What to produce:
Wherever a line in the records contains the word "Amphibian", return that line.

Exercise materials:
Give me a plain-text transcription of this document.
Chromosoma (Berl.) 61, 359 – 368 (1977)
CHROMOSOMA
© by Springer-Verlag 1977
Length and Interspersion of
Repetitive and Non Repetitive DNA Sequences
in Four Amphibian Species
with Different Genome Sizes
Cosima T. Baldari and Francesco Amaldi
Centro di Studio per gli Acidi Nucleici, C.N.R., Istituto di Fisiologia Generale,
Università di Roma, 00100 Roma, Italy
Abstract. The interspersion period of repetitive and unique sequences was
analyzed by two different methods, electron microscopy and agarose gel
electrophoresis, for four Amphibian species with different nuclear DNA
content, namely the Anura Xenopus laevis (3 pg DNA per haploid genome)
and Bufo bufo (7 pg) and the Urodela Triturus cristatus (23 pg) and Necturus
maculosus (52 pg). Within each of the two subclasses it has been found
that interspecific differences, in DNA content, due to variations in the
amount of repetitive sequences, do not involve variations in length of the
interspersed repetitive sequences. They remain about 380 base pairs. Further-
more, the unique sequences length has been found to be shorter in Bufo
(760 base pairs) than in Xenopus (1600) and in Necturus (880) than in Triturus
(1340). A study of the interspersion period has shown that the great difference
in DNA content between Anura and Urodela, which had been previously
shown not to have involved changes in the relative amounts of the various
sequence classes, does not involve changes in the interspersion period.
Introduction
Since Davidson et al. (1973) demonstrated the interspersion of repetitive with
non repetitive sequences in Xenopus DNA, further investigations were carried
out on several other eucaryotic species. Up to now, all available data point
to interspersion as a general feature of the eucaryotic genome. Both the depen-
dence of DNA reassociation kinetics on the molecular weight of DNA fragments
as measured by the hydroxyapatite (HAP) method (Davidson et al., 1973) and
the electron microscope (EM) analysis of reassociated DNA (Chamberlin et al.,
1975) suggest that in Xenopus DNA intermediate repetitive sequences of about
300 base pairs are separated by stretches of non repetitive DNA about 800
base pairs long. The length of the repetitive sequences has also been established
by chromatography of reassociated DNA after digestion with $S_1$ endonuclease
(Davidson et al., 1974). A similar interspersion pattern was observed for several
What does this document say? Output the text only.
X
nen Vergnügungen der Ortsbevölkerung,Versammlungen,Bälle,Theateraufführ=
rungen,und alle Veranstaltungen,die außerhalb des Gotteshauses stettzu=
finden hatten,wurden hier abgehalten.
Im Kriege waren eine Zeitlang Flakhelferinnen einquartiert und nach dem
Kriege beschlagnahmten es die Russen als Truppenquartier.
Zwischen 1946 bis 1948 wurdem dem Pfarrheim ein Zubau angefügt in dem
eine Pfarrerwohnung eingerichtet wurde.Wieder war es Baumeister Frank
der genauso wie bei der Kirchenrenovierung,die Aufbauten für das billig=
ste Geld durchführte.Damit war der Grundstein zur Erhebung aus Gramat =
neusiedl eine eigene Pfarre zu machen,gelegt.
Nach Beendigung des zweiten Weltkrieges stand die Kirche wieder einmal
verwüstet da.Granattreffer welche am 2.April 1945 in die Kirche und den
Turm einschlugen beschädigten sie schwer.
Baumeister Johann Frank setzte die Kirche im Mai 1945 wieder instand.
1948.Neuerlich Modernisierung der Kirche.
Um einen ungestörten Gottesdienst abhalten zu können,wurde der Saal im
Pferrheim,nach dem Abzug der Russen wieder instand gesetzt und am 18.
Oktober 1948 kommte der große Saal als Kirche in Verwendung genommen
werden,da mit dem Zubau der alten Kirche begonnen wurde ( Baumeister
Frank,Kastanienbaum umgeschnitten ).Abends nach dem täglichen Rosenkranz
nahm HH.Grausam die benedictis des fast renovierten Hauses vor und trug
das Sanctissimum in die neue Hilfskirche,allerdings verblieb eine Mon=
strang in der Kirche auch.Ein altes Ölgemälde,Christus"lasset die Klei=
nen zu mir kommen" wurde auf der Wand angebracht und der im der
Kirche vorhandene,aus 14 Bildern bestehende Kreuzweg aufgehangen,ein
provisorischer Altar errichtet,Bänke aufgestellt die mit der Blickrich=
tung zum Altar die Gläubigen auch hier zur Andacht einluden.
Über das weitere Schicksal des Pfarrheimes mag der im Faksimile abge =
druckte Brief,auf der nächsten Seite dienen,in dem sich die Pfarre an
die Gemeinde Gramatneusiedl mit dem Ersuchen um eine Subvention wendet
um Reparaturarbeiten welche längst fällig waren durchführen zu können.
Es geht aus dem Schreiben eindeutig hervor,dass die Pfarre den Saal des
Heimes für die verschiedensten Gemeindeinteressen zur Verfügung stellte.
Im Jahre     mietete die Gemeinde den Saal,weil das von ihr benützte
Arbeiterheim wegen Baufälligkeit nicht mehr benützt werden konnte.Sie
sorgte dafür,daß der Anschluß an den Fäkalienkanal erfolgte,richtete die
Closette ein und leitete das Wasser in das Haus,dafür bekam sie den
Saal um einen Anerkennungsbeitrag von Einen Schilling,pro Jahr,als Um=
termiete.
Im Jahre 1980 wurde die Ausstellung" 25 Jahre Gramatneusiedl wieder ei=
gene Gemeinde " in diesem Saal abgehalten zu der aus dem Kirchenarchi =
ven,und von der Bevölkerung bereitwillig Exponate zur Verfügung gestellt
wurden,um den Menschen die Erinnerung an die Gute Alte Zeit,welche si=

Exercise solution:
in Four Amphibian Species
electrophoresis, for four Amphibian species with different nuclear DNA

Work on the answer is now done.